## GOAL OF THE EXERCISE
Copy every line that mentions the word "developer".

## EXTRACTED INFORMATION
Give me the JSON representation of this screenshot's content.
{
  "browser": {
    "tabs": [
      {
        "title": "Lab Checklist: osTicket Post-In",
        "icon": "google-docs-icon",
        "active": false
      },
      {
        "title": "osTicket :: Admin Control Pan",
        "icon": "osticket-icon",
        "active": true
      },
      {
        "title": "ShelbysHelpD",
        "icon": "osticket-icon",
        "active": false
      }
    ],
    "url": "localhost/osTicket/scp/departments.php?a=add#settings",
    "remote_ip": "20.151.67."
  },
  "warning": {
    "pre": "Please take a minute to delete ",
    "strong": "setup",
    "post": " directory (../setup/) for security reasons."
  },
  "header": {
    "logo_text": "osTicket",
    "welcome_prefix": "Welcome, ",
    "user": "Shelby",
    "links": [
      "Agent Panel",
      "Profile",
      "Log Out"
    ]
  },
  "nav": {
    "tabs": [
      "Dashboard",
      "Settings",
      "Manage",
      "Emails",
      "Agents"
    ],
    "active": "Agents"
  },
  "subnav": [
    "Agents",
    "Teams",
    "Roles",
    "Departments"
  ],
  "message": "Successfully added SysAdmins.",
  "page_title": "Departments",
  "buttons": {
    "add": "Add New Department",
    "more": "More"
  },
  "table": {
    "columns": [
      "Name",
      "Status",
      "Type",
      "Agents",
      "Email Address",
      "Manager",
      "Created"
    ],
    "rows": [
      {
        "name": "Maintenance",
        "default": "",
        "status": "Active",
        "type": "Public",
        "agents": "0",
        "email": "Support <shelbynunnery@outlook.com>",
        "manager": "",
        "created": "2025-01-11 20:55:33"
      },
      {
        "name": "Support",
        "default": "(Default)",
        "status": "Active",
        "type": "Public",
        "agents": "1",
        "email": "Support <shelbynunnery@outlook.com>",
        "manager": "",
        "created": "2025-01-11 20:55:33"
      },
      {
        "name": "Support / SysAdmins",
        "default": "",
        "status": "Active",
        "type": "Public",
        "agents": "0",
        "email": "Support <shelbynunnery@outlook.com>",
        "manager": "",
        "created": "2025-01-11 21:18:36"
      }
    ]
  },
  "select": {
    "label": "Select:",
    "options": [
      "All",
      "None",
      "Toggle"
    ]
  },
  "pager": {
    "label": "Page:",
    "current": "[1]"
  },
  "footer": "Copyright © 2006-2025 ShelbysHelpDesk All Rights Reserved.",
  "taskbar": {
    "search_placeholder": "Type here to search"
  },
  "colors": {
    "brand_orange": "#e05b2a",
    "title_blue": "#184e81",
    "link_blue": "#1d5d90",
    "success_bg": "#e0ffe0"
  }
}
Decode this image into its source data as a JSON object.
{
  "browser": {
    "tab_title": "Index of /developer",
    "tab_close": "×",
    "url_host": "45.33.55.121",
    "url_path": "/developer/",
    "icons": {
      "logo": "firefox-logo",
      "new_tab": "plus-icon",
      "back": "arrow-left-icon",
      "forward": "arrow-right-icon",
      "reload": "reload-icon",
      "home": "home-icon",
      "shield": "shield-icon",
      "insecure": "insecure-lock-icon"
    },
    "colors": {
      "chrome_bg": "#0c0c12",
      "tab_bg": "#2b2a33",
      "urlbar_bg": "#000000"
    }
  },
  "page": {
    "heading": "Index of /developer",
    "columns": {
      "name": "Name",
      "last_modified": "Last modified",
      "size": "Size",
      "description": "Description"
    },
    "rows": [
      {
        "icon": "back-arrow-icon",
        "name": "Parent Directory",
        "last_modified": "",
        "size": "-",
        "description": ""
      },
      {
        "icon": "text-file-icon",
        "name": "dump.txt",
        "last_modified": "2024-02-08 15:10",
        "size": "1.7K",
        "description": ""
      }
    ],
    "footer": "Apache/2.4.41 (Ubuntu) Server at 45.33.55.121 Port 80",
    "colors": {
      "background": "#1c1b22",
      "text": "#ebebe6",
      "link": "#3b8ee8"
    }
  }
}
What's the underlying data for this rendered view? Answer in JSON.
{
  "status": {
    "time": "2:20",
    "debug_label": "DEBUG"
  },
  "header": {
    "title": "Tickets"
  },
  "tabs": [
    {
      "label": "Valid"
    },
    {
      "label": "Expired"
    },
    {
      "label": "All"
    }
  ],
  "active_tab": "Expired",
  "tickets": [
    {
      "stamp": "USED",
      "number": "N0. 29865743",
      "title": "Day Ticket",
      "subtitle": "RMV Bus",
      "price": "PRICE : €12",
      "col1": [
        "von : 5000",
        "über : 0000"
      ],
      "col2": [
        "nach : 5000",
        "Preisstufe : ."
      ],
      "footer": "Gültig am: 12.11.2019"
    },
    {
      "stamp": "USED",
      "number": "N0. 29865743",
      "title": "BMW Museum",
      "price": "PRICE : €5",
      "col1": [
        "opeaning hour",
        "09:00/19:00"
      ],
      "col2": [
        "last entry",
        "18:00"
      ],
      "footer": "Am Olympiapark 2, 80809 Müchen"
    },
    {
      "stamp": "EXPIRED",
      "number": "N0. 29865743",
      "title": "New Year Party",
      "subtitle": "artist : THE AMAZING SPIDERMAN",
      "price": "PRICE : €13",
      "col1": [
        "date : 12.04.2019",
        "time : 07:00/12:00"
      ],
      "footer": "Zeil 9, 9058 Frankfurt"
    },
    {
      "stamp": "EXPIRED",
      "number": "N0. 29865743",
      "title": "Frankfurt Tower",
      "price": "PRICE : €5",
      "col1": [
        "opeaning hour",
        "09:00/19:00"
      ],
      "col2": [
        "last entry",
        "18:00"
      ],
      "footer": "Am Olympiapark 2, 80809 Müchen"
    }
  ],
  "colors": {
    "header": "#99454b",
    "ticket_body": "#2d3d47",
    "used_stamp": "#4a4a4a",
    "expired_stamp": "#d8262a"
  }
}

## SOLUTION TO THE PROBLEM
    "tab_title": "Index of /developer",
    "url_path": "/developer/",
    "heading": "Index of /developer",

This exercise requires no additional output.